Exercise details:
Write each line out again exactly as written.

Dataset items
* begin *

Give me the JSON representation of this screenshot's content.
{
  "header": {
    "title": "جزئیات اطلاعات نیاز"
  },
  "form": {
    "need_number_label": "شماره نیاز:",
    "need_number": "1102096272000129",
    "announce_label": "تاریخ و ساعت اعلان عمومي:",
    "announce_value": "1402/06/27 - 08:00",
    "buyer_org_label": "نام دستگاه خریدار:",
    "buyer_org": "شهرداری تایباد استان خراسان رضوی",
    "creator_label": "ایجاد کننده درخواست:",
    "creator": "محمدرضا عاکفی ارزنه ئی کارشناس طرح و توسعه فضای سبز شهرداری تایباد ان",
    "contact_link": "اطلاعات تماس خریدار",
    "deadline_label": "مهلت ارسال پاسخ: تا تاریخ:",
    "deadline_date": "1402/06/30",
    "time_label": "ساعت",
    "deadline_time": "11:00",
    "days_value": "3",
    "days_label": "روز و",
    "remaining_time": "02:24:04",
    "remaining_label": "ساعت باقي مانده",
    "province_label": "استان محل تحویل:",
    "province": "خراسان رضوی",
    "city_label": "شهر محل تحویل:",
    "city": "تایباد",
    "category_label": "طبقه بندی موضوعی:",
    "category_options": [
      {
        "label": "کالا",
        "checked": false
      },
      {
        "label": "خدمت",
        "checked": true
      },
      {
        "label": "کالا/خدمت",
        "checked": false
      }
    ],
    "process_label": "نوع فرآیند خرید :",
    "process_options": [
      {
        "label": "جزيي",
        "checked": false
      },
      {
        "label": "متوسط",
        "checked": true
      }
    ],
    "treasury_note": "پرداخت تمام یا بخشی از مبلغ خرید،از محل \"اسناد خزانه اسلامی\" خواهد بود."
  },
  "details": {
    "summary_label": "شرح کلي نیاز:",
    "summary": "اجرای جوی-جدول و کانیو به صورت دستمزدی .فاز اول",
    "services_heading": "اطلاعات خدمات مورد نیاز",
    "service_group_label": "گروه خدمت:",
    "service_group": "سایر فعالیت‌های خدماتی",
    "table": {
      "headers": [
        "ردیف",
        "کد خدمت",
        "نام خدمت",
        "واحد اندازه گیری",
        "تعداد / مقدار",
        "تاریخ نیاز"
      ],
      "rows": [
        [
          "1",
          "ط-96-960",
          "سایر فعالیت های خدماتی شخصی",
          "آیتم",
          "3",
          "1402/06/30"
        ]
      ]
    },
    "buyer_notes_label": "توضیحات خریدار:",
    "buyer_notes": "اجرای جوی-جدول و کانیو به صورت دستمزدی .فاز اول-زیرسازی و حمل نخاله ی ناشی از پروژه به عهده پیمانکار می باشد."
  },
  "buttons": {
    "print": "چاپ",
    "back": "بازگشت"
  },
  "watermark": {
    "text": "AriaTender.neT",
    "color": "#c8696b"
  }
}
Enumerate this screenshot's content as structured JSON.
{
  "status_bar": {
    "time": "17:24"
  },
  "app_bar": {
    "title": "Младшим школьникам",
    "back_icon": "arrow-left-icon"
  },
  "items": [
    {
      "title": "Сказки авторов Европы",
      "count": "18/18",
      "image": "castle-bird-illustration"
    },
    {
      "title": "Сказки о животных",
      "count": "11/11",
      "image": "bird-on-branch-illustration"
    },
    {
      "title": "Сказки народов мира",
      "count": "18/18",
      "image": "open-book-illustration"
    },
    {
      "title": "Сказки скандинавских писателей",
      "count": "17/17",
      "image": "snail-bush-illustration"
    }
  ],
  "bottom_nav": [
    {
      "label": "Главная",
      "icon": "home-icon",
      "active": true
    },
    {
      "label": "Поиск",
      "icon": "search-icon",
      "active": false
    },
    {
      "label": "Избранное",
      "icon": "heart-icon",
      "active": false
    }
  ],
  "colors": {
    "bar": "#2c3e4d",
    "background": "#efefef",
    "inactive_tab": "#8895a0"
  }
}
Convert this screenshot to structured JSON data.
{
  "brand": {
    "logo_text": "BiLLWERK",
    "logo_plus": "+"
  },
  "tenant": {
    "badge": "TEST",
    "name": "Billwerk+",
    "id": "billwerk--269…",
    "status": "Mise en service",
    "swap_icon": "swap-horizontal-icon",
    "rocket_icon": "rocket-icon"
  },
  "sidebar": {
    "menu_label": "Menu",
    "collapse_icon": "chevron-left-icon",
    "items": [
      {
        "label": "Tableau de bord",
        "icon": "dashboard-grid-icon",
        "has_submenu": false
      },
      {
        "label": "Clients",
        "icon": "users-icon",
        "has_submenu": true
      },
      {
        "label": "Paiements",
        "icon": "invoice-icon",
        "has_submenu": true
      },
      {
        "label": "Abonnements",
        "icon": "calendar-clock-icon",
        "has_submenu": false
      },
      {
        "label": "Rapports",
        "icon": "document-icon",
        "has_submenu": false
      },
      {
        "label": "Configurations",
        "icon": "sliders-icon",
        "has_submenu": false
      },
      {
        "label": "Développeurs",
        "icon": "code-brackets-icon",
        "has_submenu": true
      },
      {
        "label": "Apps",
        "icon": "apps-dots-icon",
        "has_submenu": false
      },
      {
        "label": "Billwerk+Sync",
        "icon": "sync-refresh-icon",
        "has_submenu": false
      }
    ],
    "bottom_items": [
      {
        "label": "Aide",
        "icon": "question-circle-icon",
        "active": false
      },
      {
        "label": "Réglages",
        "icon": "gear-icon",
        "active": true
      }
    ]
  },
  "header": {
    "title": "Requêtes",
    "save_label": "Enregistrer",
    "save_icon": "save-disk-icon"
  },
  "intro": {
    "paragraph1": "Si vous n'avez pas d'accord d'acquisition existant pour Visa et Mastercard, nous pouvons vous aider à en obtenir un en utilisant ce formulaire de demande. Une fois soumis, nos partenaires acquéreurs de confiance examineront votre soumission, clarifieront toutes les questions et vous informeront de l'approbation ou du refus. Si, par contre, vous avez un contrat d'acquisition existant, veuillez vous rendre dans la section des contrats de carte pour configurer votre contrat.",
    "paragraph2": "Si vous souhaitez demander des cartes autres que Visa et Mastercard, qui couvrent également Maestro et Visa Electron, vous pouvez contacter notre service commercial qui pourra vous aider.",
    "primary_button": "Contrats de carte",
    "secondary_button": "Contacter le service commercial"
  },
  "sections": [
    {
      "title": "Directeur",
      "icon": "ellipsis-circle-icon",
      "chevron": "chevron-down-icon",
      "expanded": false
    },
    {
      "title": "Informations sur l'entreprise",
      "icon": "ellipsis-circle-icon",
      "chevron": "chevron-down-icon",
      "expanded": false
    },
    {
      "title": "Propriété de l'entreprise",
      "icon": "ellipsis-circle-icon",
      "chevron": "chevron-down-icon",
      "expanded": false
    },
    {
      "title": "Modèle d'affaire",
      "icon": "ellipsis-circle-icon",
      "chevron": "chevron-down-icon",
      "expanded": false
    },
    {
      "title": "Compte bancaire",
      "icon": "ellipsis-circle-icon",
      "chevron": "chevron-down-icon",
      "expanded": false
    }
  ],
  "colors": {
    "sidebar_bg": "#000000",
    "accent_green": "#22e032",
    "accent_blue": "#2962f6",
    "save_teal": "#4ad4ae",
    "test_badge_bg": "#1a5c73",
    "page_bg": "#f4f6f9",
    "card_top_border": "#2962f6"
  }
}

* end *

Answer in full:
Give me the JSON representation of this screenshot's content.
{
  "header": {
    "title": "جزئیات اطلاعات نیاز"
  },
  "form": {
    "need_number_label": "شماره نیاز:",
    "need_number": "1102096272000129",
    "announce_label": "تاریخ و ساعت اعلان عمومي:",
    "announce_value": "1402/06/27 - 08:00",
    "buyer_org_label": "نام دستگاه خریدار:",
    "buyer_org": "شهرداری تایباد استان خراسان رضوی",
    "creator_label": "ایجاد کننده درخواست:",
    "creator": "محمدرضا عاکفی ارزنه ئی کارشناس طرح و توسعه فضای سبز شهرداری تایباد ان",
    "contact_link": "اطلاعات تماس خریدار",
    "deadline_label": "مهلت ارسال پاسخ: تا تاریخ:",
    "deadline_date": "1402/06/30",
    "time_label": "ساعت",
    "deadline_time": "11:00",
    "days_value": "3",
    "days_label": "روز و",
    "remaining_time": "02:24:04",
    "remaining_label": "ساعت باقي مانده",
    "province_label": "استان محل تحویل:",
    "province": "خراسان رضوی",
    "city_label": "شهر محل تحویل:",
    "city": "تایباد",
    "category_label": "طبقه بندی موضوعی:",
    "category_options": [
      {
        "label": "کالا",
        "checked": false
      },
      {
        "label": "خدمت",
        "checked": true
      },
      {
        "label": "کالا/خدمت",
        "checked": false
      }
    ],
    "process_label": "نوع فرآیند خرید :",
    "process_options": [
      {
        "label": "جزيي",
        "checked": false
      },
      {
        "label": "متوسط",
        "checked": true
      }
    ],
    "treasury_note": "پرداخت تمام یا بخشی از مبلغ خرید،از محل \"اسناد خزانه اسلامی\" خواهد بود."
  },
  "details": {
    "summary_label": "شرح کلي نیاز:",
    "summary": "اجرای جوی-جدول و کانیو به صورت دستمزدی .فاز اول",
    "services_heading": "اطلاعات خدمات مورد نیاز",
    "service_group_label": "گروه خدمت:",
    "service_group": "سایر فعالیت‌های خدماتی",
    "table": {
      "headers": [
        "ردیف",
        "کد خدمت",
        "نام خدمت",
        "واحد اندازه گیری",
        "تعداد / مقدار",
        "تاریخ نیاز"
      ],
      "rows": [
        [
          "1",
          "ط-96-960",
          "سایر فعالیت های خدماتی شخصی",
          "آیتم",
          "3",
          "1402/06/30"
        ]
      ]
    },
    "buyer_notes_label": "توضیحات خریدار:",
    "buyer_notes": "اجرای جوی-جدول و کانیو به صورت دستمزدی .فاز اول-زیرسازی و حمل نخاله ی ناشی از پروژه به عهده پیمانکار می باشد."
  },
  "buttons": {
    "print": "چاپ",
    "back": "بازگشت"
  },
  "watermark": {
    "text": "AriaTender.neT",
    "color": "#c8696b"
  }
}
Enumerate this screenshot's content as structured JSON.
{
  "status_bar": {
    "time": "17:24"
  },
  "app_bar": {
    "title": "Младшим школьникам",
    "back_icon": "arrow-left-icon"
  },
  "items": [
    {
      "title": "Сказки авторов Европы",
      "count": "18/18",
      "image": "castle-bird-illustration"
    },
    {
      "title": "Сказки о животных",
      "count": "11/11",
      "image": "bird-on-branch-illustration"
    },
    {
      "title": "Сказки народов мира",
      "count": "18/18",
      "image": "open-book-illustration"
    },
    {
      "title": "Сказки скандинавских писателей",
      "count": "17/17",
      "image": "snail-bush-illustration"
    }
  ],
  "bottom_nav": [
    {
      "label": "Главная",
      "icon": "home-icon",
      "active": true
    },
    {
      "label": "Поиск",
      "icon": "search-icon",
      "active": false
    },
    {
      "label": "Избранное",
      "icon": "heart-icon",
      "active": false
    }
  ],
  "colors": {
    "bar": "#2c3e4d",
    "background": "#efefef",
    "inactive_tab": "#8895a0"
  }
}
Convert this screenshot to structured JSON data.
{
  "brand": {
    "logo_text": "BiLLWERK",
    "logo_plus": "+"
  },
  "tenant": {
    "badge": "TEST",
    "name": "Billwerk+",
    "id": "billwerk--269…",
    "status": "Mise en service",
    "swap_icon": "swap-horizontal-icon",
    "rocket_icon": "rocket-icon"
  },
  "sidebar": {
    "menu_label": "Menu",
    "collapse_icon": "chevron-left-icon",
    "items": [
      {
        "label": "Tableau de bord",
        "icon": "dashboard-grid-icon",
        "has_submenu": false
      },
      {
        "label": "Clients",
        "icon": "users-icon",
        "has_submenu": true
      },
      {
        "label": "Paiements",
        "icon": "invoice-icon",
        "has_submenu": true
      },
      {
        "label": "Abonnements",
        "icon": "calendar-clock-icon",
        "has_submenu": false
      },
      {
        "label": "Rapports",
        "icon": "document-icon",
        "has_submenu": false
      },
      {
        "label": "Configurations",
        "icon": "sliders-icon",
        "has_submenu": false
      },
      {
        "label": "Développeurs",
        "icon": "code-brackets-icon",
        "has_submenu": true
      },
      {
        "label": "Apps",
        "icon": "apps-dots-icon",
        "has_submenu": false
      },
      {
        "label": "Billwerk+Sync",
        "icon": "sync-refresh-icon",
        "has_submenu": false
      }
    ],
    "bottom_items": [
      {
        "label": "Aide",
        "icon": "question-circle-icon",
        "active": false
      },
      {
        "label": "Réglages",
        "icon": "gear-icon",
        "active": true
      }
    ]
  },
  "header": {
    "title": "Requêtes",
    "save_label": "Enregistrer",
    "save_icon": "save-disk-icon"
  },
  "intro": {
    "paragraph1": "Si vous n'avez pas d'accord d'acquisition existant pour Visa et Mastercard, nous pouvons vous aider à en obtenir un en utilisant ce formulaire de demande. Une fois soumis, nos partenaires acquéreurs de confiance examineront votre soumission, clarifieront toutes les questions et vous informeront de l'approbation ou du refus. Si, par contre, vous avez un contrat d'acquisition existant, veuillez vous rendre dans la section des contrats de carte pour configurer votre contrat.",
    "paragraph2": "Si vous souhaitez demander des cartes autres que Visa et Mastercard, qui couvrent également Maestro et Visa Electron, vous pouvez contacter notre service commercial qui pourra vous aider.",
    "primary_button": "Contrats de carte",
    "secondary_button": "Contacter le service commercial"
  },
  "sections": [
    {
      "title": "Directeur",
      "icon": "ellipsis-circle-icon",
      "chevron": "chevron-down-icon",
      "expanded": false
    },
    {
      "title": "Informations sur l'entreprise",
      "icon": "ellipsis-circle-icon",
      "chevron": "chevron-down-icon",
      "expanded": false
    },
    {
      "title": "Propriété de l'entreprise",
      "icon": "ellipsis-circle-icon",
      "chevron": "chevron-down-icon",
      "expanded": false
    },
    {
      "title": "Modèle d'affaire",
      "icon": "ellipsis-circle-icon",
      "chevron": "chevron-down-icon",
      "expanded": false
    },
    {
      "title": "Compte bancaire",
      "icon": "ellipsis-circle-icon",
      "chevron": "chevron-down-icon",
      "expanded": false
    }
  ],
  "colors": {
    "sidebar_bg": "#000000",
    "accent_green": "#22e032",
    "accent_blue": "#2962f6",
    "save_teal": "#4ad4ae",
    "test_badge_bg": "#1a5c73",
    "page_bg": "#f4f6f9",
    "card_top_border": "#2962f6"
  }
}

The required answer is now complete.